DESCRIPTION OF THE TASK :: Images appear in the records below; leave them out and repeat everything else exactly.

[START OF PROVIDED RECORDS]

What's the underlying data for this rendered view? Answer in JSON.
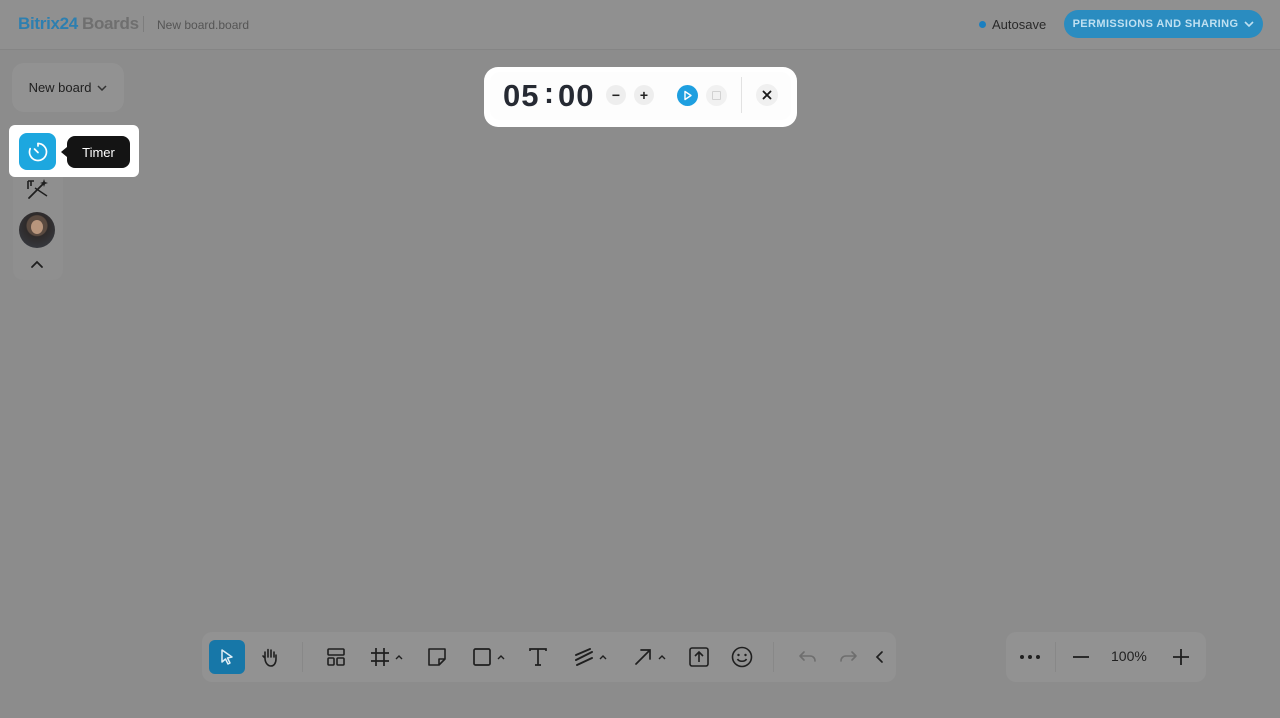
{
  "header": {
    "logo_main": "Bitrix24",
    "logo_sub": "Boards",
    "board_filename": "New board.board",
    "autosave_label": "Autosave",
    "permissions_button": "PERMISSIONS AND SHARING"
  },
  "board_selector": {
    "label": "New board"
  },
  "left_tools": {
    "timer_tooltip": "Timer"
  },
  "timer": {
    "minutes": "05",
    "separator": ":",
    "seconds": "00",
    "decrement_symbol": "−",
    "increment_symbol": "+"
  },
  "zoom": {
    "value": "100%"
  },
  "colors": {
    "accent": "#1da7df",
    "brand": "#2d7fb0",
    "active_tool": "#1777a8",
    "overlay": "#8c8c8c"
  },
  "icons": {
    "toolbar": [
      "select-icon",
      "hand-icon",
      "templates-icon",
      "frame-icon",
      "sticky-note-icon",
      "shape-icon",
      "text-icon",
      "pen-icon",
      "arrow-icon",
      "upload-icon",
      "emoji-icon",
      "undo-icon",
      "redo-icon",
      "collapse-left-icon"
    ],
    "zoom": [
      "more-icon",
      "zoom-out-icon",
      "zoom-in-icon"
    ]
  }
}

[END OF PROVIDED RECORDS]

SOLVED EXERCISE ::
What's the underlying data for this rendered view? Answer in JSON.
{
  "header": {
    "logo_main": "Bitrix24",
    "logo_sub": "Boards",
    "board_filename": "New board.board",
    "autosave_label": "Autosave",
    "permissions_button": "PERMISSIONS AND SHARING"
  },
  "board_selector": {
    "label": "New board"
  },
  "left_tools": {
    "timer_tooltip": "Timer"
  },
  "timer": {
    "minutes": "05",
    "separator": ":",
    "seconds": "00",
    "decrement_symbol": "−",
    "increment_symbol": "+"
  },
  "zoom": {
    "value": "100%"
  },
  "colors": {
    "accent": "#1da7df",
    "brand": "#2d7fb0",
    "active_tool": "#1777a8",
    "overlay": "#8c8c8c"
  },
  "icons": {
    "toolbar": [
      "select-icon",
      "hand-icon",
      "templates-icon",
      "frame-icon",
      "sticky-note-icon",
      "shape-icon",
      "text-icon",
      "pen-icon",
      "arrow-icon",
      "upload-icon",
      "emoji-icon",
      "undo-icon",
      "redo-icon",
      "collapse-left-icon"
    ],
    "zoom": [
      "more-icon",
      "zoom-out-icon",
      "zoom-in-icon"
    ]
  }
}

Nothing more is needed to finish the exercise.